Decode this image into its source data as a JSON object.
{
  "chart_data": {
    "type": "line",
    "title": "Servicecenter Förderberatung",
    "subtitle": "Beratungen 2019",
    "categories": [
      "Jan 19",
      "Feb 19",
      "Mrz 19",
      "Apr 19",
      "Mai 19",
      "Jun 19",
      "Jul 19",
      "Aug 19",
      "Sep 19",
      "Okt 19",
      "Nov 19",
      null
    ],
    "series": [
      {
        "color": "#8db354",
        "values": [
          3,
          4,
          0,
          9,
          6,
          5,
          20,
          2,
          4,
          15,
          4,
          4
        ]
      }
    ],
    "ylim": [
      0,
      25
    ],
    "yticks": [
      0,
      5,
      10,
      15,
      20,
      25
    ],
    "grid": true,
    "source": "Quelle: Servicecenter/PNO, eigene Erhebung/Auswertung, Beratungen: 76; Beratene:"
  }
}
--
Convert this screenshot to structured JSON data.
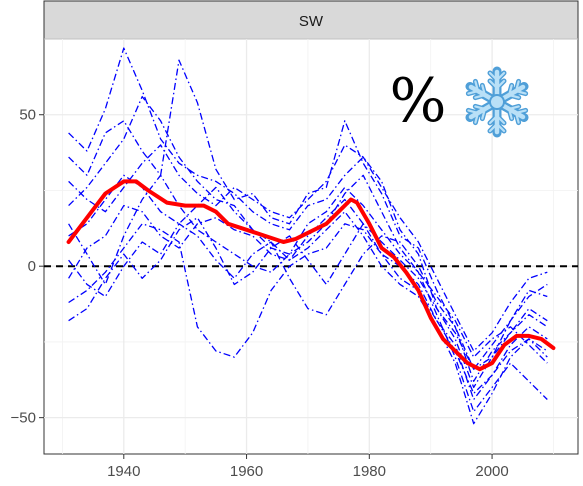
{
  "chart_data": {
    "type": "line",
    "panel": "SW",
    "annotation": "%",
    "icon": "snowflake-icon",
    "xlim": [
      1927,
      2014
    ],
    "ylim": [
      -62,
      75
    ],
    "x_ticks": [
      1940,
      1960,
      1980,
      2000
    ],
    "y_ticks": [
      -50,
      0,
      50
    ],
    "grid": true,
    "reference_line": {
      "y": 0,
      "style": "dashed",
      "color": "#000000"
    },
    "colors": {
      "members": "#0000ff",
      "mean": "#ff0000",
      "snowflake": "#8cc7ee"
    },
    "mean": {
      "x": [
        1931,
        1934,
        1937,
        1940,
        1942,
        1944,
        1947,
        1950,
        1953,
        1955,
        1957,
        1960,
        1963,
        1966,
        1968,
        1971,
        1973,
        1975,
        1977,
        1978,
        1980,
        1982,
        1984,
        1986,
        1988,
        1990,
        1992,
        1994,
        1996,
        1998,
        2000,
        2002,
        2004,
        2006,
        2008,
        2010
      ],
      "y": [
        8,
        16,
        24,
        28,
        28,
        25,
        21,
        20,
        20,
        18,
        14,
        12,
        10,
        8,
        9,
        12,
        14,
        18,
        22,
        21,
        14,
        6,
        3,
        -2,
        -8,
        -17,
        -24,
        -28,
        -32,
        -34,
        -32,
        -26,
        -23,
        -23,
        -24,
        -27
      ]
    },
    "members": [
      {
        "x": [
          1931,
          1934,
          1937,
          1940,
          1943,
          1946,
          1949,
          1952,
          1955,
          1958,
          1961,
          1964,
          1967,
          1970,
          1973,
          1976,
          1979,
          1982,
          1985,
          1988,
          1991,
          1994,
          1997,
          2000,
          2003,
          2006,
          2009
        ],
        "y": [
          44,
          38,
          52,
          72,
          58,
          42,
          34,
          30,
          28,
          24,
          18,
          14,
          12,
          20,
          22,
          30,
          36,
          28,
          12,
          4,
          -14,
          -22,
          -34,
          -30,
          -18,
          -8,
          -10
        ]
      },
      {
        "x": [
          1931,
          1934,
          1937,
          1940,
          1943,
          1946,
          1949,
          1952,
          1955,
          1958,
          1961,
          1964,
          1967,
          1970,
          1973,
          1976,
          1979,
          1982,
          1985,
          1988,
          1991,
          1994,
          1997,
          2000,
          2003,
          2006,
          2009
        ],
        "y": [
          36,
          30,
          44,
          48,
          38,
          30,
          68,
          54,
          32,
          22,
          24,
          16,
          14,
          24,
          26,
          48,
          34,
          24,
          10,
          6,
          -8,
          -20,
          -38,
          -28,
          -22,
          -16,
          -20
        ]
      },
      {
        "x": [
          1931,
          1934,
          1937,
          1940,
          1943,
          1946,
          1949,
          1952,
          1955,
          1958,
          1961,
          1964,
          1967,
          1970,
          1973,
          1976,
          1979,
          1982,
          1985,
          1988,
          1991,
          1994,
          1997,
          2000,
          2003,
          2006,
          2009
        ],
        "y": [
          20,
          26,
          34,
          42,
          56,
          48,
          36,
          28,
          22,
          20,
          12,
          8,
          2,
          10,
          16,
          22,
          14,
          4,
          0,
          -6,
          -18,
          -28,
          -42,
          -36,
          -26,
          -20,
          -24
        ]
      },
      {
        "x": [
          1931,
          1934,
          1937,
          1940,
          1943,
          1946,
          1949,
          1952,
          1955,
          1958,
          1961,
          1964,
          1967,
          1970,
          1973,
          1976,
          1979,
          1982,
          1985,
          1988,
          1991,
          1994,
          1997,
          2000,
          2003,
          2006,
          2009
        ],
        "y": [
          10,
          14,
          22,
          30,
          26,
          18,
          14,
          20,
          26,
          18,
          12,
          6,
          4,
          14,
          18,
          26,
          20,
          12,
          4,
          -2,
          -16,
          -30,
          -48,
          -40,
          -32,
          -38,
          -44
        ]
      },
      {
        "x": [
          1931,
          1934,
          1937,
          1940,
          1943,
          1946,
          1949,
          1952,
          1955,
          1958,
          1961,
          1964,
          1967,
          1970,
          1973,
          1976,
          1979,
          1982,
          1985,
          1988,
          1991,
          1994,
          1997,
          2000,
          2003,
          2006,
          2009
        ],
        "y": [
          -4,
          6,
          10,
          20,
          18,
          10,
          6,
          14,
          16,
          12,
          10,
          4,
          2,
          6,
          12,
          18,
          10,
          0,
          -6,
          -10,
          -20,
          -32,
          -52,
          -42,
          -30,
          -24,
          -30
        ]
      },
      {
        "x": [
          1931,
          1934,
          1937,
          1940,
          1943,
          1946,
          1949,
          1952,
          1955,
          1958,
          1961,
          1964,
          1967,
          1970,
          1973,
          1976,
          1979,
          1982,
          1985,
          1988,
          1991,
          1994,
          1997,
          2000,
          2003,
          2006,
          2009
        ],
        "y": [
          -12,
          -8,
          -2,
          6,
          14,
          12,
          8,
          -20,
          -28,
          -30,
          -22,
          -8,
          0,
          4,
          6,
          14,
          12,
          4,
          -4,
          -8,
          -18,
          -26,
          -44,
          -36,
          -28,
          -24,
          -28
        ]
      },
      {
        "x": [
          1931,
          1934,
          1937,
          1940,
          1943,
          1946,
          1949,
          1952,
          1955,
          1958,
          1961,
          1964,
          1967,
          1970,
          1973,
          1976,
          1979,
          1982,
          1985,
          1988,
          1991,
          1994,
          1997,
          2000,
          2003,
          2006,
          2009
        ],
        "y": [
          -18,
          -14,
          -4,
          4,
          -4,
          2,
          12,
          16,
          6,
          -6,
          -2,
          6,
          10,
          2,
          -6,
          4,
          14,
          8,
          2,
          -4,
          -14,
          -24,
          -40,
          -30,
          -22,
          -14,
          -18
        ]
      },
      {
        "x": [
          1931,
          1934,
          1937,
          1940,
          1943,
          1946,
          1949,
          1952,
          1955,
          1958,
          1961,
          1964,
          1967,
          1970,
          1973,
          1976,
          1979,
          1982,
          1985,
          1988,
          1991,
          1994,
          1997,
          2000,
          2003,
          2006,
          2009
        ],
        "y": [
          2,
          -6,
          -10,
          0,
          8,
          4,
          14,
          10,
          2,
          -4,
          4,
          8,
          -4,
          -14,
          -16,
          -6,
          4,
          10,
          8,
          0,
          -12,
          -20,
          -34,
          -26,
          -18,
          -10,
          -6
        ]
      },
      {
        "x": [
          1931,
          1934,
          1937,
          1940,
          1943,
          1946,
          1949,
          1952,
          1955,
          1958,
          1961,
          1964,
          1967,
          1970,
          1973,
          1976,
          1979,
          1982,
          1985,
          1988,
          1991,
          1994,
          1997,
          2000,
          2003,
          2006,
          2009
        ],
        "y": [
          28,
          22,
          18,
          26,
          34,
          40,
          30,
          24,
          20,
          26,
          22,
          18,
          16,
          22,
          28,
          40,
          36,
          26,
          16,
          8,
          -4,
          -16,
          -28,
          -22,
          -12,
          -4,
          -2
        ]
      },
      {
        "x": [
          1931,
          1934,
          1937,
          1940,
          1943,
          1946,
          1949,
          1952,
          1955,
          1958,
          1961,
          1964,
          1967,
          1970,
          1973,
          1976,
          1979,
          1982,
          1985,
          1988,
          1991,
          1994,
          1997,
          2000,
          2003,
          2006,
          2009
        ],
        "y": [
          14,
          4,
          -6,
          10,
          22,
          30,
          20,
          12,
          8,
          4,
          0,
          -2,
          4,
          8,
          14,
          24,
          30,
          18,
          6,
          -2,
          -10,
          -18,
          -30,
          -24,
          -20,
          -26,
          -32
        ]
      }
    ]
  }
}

What is being asked. Tally up the lines holding the string "snowflake" in this listing, and report the total alone.

Problem solution. 2